> [Objetivo]: Por favor, reproduza todas as linhas abaixo sem nenhuma alteração.

> [Dados de trabalho]:
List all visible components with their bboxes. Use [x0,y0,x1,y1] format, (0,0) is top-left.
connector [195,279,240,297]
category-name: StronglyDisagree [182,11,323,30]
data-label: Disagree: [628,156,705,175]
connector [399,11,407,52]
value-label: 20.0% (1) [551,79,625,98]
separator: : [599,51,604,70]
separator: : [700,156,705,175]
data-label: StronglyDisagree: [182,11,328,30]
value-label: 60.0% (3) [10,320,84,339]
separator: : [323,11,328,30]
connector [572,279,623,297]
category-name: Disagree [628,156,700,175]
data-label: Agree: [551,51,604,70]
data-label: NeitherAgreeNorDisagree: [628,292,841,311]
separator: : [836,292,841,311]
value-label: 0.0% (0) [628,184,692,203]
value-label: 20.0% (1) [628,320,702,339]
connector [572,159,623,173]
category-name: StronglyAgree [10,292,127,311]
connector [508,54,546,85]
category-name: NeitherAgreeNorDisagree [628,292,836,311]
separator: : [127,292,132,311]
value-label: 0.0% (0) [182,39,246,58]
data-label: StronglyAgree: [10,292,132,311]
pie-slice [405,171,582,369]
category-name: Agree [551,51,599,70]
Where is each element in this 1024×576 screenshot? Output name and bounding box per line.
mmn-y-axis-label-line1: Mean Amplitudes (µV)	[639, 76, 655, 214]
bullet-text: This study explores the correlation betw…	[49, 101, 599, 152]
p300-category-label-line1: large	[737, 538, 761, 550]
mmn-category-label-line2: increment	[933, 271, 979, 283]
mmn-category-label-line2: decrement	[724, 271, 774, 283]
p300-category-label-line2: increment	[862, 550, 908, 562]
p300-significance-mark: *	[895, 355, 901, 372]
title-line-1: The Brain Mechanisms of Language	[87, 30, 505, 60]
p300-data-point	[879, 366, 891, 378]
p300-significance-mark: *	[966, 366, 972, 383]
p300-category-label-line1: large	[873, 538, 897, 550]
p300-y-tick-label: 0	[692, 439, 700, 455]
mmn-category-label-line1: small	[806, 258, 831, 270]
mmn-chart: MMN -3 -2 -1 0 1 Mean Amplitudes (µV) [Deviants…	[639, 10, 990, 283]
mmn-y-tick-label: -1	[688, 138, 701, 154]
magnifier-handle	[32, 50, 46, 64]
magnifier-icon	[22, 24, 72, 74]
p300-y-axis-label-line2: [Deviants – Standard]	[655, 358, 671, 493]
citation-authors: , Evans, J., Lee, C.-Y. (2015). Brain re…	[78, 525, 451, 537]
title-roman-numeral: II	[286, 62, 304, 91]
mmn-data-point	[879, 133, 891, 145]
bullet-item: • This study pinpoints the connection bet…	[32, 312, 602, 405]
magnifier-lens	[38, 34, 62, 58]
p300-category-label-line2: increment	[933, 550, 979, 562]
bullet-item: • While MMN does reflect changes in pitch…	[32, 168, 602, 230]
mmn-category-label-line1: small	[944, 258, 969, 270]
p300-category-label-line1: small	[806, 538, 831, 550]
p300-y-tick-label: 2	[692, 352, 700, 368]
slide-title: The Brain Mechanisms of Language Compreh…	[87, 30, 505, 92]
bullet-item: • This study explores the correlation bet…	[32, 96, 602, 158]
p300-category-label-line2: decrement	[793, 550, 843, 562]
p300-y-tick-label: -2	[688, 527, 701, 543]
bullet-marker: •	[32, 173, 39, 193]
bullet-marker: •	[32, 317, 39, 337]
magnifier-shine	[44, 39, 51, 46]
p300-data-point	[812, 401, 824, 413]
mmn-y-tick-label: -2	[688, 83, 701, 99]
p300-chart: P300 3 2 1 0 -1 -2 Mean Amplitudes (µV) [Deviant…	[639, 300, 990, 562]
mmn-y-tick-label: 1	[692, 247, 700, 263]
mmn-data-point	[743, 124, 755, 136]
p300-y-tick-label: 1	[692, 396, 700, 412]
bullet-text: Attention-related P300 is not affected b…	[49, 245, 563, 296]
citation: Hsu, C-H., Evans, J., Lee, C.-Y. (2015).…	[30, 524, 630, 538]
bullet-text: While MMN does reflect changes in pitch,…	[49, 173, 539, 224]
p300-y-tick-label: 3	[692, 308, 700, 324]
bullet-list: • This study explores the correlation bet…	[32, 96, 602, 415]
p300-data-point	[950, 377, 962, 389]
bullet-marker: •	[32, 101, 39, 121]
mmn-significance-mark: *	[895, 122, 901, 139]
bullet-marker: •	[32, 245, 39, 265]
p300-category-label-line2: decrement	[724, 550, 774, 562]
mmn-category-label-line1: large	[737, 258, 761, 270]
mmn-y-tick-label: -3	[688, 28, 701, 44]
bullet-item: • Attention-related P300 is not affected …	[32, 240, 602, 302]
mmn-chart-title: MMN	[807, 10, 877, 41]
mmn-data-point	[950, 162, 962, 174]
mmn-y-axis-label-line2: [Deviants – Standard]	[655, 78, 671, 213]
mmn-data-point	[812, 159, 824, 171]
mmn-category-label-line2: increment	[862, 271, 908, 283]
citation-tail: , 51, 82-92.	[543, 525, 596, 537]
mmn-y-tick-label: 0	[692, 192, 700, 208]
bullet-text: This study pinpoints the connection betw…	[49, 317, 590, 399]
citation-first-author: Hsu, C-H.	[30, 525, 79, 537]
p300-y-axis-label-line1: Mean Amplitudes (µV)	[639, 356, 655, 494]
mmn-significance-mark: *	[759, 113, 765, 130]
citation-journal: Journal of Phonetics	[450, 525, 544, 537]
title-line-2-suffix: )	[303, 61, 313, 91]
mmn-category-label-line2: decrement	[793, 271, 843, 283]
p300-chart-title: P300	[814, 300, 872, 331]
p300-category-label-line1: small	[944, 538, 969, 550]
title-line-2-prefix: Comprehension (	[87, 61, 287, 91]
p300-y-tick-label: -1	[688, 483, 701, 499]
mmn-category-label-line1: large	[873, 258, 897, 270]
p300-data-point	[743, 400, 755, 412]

> [Resposta]:
List all visible components with their bboxes. Use [x0,y0,x1,y1] format, (0,0) is top-left.
connector [195,279,240,297]
category-name: StronglyDisagree [182,11,323,30]
data-label: Disagree: [628,156,705,175]
connector [399,11,407,52]
value-label: 20.0% (1) [551,79,625,98]
separator: : [599,51,604,70]
separator: : [700,156,705,175]
data-label: StronglyDisagree: [182,11,328,30]
value-label: 60.0% (3) [10,320,84,339]
separator: : [323,11,328,30]
connector [572,279,623,297]
category-name: Disagree [628,156,700,175]
data-label: Agree: [551,51,604,70]
data-label: NeitherAgreeNorDisagree: [628,292,841,311]
separator: : [836,292,841,311]
value-label: 0.0% (0) [628,184,692,203]
value-label: 20.0% (1) [628,320,702,339]
connector [572,159,623,173]
category-name: StronglyAgree [10,292,127,311]
connector [508,54,546,85]
category-name: NeitherAgreeNorDisagree [628,292,836,311]
separator: : [127,292,132,311]
value-label: 0.0% (0) [182,39,246,58]
data-label: StronglyAgree: [10,292,132,311]
pie-slice [405,171,582,369]
category-name: Agree [551,51,599,70]
Where is each element in this 1024×576 screenshot? Output name and bounding box per line.
mmn-y-axis-label-line1: Mean Amplitudes (µV)	[639, 76, 655, 214]
bullet-text: This study explores the correlation betw…	[49, 101, 599, 152]
p300-category-label-line1: large	[737, 538, 761, 550]
mmn-category-label-line2: increment	[933, 271, 979, 283]
mmn-category-label-line2: decrement	[724, 271, 774, 283]
p300-category-label-line2: increment	[862, 550, 908, 562]
p300-significance-mark: *	[895, 355, 901, 372]
title-line-1: The Brain Mechanisms of Language	[87, 30, 505, 60]
p300-data-point	[879, 366, 891, 378]
p300-significance-mark: *	[966, 366, 972, 383]
p300-category-label-line1: large	[873, 538, 897, 550]
p300-y-tick-label: 0	[692, 439, 700, 455]
mmn-category-label-line1: small	[806, 258, 831, 270]
mmn-chart: MMN -3 -2 -1 0 1 Mean Amplitudes (µV) [Deviants…	[639, 10, 990, 283]
mmn-y-tick-label: -1	[688, 138, 701, 154]
magnifier-handle	[32, 50, 46, 64]
magnifier-icon	[22, 24, 72, 74]
p300-y-axis-label-line2: [Deviants – Standard]	[655, 358, 671, 493]
citation-authors: , Evans, J., Lee, C.-Y. (2015). Brain re…	[78, 525, 451, 537]
title-roman-numeral: II	[286, 62, 304, 91]
mmn-data-point	[879, 133, 891, 145]
bullet-item: • This study pinpoints the connection bet…	[32, 312, 602, 405]
magnifier-lens	[38, 34, 62, 58]
p300-category-label-line2: increment	[933, 550, 979, 562]
bullet-item: • While MMN does reflect changes in pitch…	[32, 168, 602, 230]
mmn-category-label-line1: small	[944, 258, 969, 270]
p300-category-label-line1: small	[806, 538, 831, 550]
p300-y-tick-label: 2	[692, 352, 700, 368]
slide-title: The Brain Mechanisms of Language Compreh…	[87, 30, 505, 92]
bullet-item: • This study explores the correlation bet…	[32, 96, 602, 158]
p300-category-label-line2: decrement	[793, 550, 843, 562]
p300-y-tick-label: -2	[688, 527, 701, 543]
bullet-marker: •	[32, 173, 39, 193]
bullet-marker: •	[32, 317, 39, 337]
magnifier-shine	[44, 39, 51, 46]
p300-data-point	[812, 401, 824, 413]
mmn-y-tick-label: -2	[688, 83, 701, 99]
p300-chart: P300 3 2 1 0 -1 -2 Mean Amplitudes (µV) [Deviant…	[639, 300, 990, 562]
mmn-y-tick-label: 1	[692, 247, 700, 263]
mmn-data-point	[743, 124, 755, 136]
p300-y-tick-label: 1	[692, 396, 700, 412]
bullet-text: Attention-related P300 is not affected b…	[49, 245, 563, 296]
citation: Hsu, C-H., Evans, J., Lee, C.-Y. (2015).…	[30, 524, 630, 538]
bullet-text: While MMN does reflect changes in pitch,…	[49, 173, 539, 224]
p300-y-tick-label: 3	[692, 308, 700, 324]
bullet-list: • This study explores the correlation bet…	[32, 96, 602, 415]
p300-data-point	[950, 377, 962, 389]
bullet-marker: •	[32, 101, 39, 121]
mmn-significance-mark: *	[895, 122, 901, 139]
bullet-marker: •	[32, 245, 39, 265]
p300-category-label-line2: decrement	[724, 550, 774, 562]
mmn-category-label-line1: large	[737, 258, 761, 270]
mmn-y-tick-label: -3	[688, 28, 701, 44]
bullet-item: • Attention-related P300 is not affected …	[32, 240, 602, 302]
mmn-chart-title: MMN	[807, 10, 877, 41]
mmn-data-point	[950, 162, 962, 174]
mmn-y-axis-label-line2: [Deviants – Standard]	[655, 78, 671, 213]
mmn-data-point	[812, 159, 824, 171]
mmn-category-label-line2: increment	[862, 271, 908, 283]
citation-tail: , 51, 82-92.	[543, 525, 596, 537]
mmn-y-tick-label: 0	[692, 192, 700, 208]
bullet-text: This study pinpoints the connection betw…	[49, 317, 590, 399]
citation-first-author: Hsu, C-H.	[30, 525, 79, 537]
p300-y-axis-label-line1: Mean Amplitudes (µV)	[639, 356, 655, 494]
mmn-significance-mark: *	[759, 113, 765, 130]
citation-journal: Journal of Phonetics	[450, 525, 544, 537]
title-line-2-suffix: )	[303, 61, 313, 91]
mmn-category-label-line2: decrement	[793, 271, 843, 283]
p300-chart-title: P300	[814, 300, 872, 331]
p300-category-label-line1: small	[944, 538, 969, 550]
title-line-2-prefix: Comprehension (	[87, 61, 287, 91]
p300-y-tick-label: -1	[688, 483, 701, 499]
mmn-category-label-line1: large	[873, 258, 897, 270]
p300-data-point	[743, 400, 755, 412]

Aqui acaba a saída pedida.